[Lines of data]
*-*-*
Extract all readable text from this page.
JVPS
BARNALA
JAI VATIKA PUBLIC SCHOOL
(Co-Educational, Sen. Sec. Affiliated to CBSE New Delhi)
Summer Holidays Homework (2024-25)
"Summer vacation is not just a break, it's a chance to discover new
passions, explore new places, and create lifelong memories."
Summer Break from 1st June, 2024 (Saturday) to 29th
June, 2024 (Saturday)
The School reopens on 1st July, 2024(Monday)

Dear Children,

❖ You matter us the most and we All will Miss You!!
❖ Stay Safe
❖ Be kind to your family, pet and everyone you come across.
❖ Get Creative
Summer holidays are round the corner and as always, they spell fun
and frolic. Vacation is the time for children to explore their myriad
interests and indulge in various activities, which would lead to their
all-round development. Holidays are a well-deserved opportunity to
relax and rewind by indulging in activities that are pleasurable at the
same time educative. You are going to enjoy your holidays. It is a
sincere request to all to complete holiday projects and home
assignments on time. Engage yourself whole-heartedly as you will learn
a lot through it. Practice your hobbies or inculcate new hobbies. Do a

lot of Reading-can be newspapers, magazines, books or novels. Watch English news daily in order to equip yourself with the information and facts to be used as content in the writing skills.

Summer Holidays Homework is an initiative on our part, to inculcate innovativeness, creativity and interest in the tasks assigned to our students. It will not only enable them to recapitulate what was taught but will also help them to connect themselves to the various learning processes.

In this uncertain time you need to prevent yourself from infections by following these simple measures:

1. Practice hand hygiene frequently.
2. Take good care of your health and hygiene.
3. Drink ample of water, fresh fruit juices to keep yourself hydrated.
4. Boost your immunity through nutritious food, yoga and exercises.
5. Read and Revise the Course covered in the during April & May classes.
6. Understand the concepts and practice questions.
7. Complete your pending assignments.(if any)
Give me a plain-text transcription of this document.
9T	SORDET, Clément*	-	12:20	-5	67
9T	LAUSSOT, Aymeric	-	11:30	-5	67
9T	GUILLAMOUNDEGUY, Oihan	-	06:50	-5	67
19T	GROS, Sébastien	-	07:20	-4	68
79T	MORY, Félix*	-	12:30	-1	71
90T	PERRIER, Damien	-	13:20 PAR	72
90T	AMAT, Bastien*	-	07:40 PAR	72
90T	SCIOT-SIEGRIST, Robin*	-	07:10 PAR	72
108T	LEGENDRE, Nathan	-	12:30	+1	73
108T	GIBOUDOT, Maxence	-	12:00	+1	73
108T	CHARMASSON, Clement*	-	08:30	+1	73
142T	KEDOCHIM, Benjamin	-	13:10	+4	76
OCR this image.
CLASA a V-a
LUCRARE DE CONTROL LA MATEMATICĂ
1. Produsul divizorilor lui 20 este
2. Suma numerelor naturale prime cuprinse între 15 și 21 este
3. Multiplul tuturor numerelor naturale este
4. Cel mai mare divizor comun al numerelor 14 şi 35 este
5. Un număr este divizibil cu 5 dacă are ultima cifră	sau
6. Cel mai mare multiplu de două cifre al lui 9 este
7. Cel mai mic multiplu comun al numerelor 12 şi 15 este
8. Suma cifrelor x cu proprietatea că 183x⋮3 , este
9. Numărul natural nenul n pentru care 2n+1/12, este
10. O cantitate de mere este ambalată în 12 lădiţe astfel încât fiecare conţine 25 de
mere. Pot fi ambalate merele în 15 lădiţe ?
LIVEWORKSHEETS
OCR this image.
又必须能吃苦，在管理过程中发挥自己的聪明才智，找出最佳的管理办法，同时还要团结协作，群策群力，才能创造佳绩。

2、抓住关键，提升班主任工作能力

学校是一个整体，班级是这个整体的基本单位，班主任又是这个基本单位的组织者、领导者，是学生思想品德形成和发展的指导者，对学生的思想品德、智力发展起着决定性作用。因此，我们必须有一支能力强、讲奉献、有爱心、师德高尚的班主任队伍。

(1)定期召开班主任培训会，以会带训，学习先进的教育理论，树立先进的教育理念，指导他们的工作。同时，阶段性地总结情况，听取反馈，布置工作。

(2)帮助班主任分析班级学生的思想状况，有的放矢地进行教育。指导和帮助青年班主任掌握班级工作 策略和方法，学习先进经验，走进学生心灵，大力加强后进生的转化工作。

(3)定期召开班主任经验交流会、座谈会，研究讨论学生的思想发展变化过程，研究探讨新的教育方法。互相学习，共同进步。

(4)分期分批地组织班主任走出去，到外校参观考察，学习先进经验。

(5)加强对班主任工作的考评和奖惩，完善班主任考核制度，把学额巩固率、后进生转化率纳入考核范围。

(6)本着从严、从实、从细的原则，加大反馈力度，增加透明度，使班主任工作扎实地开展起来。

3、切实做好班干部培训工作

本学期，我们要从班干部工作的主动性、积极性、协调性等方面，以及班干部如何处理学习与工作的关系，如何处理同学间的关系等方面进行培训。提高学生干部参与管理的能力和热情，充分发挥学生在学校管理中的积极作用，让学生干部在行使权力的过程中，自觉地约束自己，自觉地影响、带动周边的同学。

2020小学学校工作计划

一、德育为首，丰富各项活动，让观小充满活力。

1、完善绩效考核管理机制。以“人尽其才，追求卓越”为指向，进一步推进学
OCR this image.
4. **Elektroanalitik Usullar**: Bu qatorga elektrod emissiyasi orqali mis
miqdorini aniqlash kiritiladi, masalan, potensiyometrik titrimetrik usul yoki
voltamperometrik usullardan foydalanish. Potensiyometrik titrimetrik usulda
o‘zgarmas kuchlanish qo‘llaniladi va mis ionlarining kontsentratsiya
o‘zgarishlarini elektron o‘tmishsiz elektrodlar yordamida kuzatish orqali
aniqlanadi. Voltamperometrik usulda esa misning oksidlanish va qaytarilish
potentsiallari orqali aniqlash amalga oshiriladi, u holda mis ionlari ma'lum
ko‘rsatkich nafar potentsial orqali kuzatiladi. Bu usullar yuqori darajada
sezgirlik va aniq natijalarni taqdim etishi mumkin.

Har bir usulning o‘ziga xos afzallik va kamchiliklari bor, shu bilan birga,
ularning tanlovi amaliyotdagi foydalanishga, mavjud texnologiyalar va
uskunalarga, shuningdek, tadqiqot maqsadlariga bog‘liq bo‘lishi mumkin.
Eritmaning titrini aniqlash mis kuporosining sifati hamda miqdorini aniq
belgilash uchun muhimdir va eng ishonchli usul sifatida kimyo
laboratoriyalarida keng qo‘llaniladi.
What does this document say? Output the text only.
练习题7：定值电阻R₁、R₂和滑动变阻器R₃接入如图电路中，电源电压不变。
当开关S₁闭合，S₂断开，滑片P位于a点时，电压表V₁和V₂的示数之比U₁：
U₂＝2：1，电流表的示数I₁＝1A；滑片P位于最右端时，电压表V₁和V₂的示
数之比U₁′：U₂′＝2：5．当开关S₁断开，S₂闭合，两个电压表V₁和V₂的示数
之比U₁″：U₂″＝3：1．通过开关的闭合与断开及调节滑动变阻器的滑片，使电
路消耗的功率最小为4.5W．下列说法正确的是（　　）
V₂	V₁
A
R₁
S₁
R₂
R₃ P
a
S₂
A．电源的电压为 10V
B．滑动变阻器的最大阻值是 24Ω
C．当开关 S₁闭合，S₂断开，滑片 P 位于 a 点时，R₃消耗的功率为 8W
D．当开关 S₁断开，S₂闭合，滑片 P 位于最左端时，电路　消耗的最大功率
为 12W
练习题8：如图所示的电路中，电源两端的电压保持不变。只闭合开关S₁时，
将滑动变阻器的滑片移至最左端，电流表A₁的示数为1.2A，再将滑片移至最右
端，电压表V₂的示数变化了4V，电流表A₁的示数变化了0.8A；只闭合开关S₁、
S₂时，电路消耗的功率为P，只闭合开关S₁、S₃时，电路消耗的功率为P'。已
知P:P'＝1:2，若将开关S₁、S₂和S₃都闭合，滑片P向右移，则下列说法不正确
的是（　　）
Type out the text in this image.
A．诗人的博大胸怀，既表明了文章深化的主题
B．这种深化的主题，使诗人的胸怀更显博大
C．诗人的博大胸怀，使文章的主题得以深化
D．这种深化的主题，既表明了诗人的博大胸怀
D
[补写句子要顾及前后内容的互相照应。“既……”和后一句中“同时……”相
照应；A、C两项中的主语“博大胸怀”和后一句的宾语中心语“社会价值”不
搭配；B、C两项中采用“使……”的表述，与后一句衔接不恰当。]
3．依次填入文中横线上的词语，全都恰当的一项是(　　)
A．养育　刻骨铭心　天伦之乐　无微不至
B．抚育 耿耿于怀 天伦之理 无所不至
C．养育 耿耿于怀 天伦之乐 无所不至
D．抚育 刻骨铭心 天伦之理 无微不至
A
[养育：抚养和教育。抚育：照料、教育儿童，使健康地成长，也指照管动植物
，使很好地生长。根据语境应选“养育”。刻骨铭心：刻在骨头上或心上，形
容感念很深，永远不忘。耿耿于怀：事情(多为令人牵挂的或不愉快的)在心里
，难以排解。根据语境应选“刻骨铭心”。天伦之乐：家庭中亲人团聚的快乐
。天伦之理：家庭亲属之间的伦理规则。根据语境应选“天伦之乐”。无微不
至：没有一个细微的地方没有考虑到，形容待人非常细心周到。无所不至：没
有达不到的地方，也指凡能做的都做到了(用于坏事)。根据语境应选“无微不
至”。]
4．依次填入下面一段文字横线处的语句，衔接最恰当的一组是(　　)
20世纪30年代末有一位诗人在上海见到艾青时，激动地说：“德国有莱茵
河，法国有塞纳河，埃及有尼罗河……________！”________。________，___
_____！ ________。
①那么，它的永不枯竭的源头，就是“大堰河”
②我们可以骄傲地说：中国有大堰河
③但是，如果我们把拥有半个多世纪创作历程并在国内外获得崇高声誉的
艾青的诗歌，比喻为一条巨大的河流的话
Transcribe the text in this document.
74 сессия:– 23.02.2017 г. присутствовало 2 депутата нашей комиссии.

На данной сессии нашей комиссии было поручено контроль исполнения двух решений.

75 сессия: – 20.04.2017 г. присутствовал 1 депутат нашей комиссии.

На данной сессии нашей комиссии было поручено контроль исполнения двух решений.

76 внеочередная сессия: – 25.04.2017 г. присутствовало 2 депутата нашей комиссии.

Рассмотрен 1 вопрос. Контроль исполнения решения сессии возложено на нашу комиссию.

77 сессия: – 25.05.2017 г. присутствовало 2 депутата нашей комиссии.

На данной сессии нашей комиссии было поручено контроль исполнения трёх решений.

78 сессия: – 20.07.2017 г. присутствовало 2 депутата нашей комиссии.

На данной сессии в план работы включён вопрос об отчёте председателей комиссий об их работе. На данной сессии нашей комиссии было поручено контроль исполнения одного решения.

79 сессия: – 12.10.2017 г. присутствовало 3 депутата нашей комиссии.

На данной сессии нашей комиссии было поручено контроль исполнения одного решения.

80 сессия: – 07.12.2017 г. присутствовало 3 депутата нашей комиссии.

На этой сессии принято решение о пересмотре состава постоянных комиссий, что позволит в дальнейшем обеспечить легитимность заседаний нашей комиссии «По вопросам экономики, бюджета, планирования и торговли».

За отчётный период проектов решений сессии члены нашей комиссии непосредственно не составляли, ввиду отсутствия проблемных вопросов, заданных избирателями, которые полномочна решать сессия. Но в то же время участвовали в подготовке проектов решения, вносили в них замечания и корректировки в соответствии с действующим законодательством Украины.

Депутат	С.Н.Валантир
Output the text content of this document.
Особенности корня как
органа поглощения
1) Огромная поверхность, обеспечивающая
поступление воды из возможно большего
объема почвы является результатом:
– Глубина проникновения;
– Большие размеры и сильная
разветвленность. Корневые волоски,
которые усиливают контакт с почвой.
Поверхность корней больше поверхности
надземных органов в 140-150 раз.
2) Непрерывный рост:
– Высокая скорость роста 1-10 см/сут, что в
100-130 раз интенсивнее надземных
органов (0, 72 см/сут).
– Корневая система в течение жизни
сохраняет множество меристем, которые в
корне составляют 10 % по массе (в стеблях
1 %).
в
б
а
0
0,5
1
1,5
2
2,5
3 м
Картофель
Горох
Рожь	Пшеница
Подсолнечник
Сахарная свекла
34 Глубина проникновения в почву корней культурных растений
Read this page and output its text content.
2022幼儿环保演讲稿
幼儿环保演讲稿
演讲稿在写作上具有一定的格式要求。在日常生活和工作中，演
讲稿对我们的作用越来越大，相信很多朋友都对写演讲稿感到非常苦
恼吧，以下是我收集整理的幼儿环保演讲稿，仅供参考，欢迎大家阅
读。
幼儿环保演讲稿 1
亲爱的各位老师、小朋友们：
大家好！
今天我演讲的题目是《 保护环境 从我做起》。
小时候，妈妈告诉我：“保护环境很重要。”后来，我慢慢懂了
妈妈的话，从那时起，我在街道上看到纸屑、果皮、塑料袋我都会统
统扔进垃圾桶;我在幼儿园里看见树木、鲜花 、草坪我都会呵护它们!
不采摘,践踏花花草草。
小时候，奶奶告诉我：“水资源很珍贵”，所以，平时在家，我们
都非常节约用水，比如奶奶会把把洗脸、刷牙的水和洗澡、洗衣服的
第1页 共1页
*-*-*
→ **The task**: State only the count of lines above that hold the string "无所不至".

→ **Response**: 3